[Collected data entries]
==========
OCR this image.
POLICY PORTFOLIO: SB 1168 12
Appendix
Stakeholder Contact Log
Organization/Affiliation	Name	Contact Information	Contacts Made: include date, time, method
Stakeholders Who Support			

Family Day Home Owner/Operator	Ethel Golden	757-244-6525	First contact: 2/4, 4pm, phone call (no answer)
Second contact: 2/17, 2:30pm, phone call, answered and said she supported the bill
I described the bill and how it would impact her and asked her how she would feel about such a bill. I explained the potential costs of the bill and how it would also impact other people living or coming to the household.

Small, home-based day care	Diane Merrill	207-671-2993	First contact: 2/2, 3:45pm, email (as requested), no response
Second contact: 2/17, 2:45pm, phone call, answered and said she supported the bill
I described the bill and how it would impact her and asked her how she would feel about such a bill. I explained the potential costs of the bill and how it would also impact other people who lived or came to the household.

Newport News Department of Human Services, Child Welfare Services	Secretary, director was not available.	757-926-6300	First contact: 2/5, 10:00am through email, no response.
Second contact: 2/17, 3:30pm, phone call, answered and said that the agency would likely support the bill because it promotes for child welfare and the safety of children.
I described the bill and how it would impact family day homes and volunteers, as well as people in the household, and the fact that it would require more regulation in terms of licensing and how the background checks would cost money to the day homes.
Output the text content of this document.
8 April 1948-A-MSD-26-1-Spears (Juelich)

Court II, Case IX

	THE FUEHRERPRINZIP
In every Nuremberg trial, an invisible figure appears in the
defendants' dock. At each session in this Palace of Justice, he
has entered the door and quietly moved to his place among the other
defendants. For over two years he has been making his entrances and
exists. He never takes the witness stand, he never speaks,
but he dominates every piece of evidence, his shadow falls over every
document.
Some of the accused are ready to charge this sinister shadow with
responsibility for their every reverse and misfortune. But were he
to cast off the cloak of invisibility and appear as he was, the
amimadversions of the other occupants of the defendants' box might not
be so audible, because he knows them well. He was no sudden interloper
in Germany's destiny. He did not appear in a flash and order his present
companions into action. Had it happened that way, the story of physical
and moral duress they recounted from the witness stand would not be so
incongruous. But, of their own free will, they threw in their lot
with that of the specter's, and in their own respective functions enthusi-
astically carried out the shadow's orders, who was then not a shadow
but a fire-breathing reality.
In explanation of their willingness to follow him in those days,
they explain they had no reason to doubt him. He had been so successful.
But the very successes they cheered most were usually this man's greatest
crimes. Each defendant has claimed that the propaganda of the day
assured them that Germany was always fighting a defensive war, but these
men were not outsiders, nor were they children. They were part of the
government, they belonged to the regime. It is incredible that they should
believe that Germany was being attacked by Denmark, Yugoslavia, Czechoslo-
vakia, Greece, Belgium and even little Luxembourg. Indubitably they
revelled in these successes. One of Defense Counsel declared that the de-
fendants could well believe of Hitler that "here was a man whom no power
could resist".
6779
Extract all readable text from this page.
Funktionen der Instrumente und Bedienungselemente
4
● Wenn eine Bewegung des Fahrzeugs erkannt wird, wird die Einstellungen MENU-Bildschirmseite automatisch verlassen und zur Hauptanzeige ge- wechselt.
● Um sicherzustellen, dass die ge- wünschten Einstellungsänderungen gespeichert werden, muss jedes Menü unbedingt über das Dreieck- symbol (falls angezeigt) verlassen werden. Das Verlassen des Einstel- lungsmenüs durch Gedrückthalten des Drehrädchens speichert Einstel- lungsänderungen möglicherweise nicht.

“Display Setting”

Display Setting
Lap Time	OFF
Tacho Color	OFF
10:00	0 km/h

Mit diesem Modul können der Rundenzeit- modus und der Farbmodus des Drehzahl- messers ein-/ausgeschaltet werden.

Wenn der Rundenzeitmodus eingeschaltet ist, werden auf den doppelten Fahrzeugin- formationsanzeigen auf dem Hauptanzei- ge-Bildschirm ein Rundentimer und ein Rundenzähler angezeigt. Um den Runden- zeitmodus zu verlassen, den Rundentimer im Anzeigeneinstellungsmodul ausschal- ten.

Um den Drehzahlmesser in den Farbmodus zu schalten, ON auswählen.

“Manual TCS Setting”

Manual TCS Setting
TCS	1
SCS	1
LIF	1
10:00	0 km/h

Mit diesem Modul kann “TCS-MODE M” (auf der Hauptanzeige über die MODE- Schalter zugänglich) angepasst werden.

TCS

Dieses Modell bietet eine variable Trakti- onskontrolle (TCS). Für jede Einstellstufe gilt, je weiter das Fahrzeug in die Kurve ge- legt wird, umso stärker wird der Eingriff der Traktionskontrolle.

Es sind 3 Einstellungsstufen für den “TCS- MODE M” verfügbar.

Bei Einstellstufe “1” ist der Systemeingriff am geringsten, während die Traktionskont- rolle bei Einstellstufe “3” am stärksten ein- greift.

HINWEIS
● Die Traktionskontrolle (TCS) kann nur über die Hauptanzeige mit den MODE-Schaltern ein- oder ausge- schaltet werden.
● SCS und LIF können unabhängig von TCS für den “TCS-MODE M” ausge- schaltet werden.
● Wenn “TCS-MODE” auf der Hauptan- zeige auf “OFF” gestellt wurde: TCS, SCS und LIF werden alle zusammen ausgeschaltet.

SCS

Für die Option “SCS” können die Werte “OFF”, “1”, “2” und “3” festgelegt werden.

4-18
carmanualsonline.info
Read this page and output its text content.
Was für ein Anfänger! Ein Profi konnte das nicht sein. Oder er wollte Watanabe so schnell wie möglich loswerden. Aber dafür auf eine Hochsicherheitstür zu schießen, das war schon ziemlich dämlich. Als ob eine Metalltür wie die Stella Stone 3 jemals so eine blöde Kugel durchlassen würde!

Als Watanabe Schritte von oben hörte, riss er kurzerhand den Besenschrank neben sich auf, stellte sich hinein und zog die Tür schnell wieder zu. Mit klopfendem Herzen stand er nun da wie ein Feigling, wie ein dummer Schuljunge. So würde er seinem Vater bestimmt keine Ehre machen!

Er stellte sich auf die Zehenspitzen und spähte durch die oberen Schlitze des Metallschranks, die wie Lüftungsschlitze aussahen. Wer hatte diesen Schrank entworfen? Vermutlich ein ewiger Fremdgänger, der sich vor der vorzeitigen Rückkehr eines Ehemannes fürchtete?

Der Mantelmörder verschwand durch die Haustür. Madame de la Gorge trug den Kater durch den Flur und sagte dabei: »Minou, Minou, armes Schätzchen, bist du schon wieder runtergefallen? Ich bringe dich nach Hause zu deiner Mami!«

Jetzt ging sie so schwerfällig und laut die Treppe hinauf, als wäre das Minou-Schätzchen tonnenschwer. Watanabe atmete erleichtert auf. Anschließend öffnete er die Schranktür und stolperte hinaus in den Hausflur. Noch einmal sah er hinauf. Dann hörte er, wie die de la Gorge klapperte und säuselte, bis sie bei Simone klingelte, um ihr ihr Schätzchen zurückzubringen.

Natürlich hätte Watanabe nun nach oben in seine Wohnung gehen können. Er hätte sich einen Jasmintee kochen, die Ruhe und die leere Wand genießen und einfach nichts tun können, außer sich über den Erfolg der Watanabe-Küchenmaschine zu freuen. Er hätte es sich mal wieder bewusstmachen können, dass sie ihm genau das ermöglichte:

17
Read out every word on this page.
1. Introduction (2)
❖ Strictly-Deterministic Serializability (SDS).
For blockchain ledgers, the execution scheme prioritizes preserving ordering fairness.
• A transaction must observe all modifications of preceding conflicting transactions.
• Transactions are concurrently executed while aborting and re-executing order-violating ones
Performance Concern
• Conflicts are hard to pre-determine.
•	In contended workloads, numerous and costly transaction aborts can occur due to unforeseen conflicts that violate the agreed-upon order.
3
==========
From the listing above, collect every line that mentions the word "believe".

Written solution:
believe that Germany was being attacked by Denmark, Yugoslavia, Czechoslo-
fendants could well believe of Hitler that "here was a man whom no power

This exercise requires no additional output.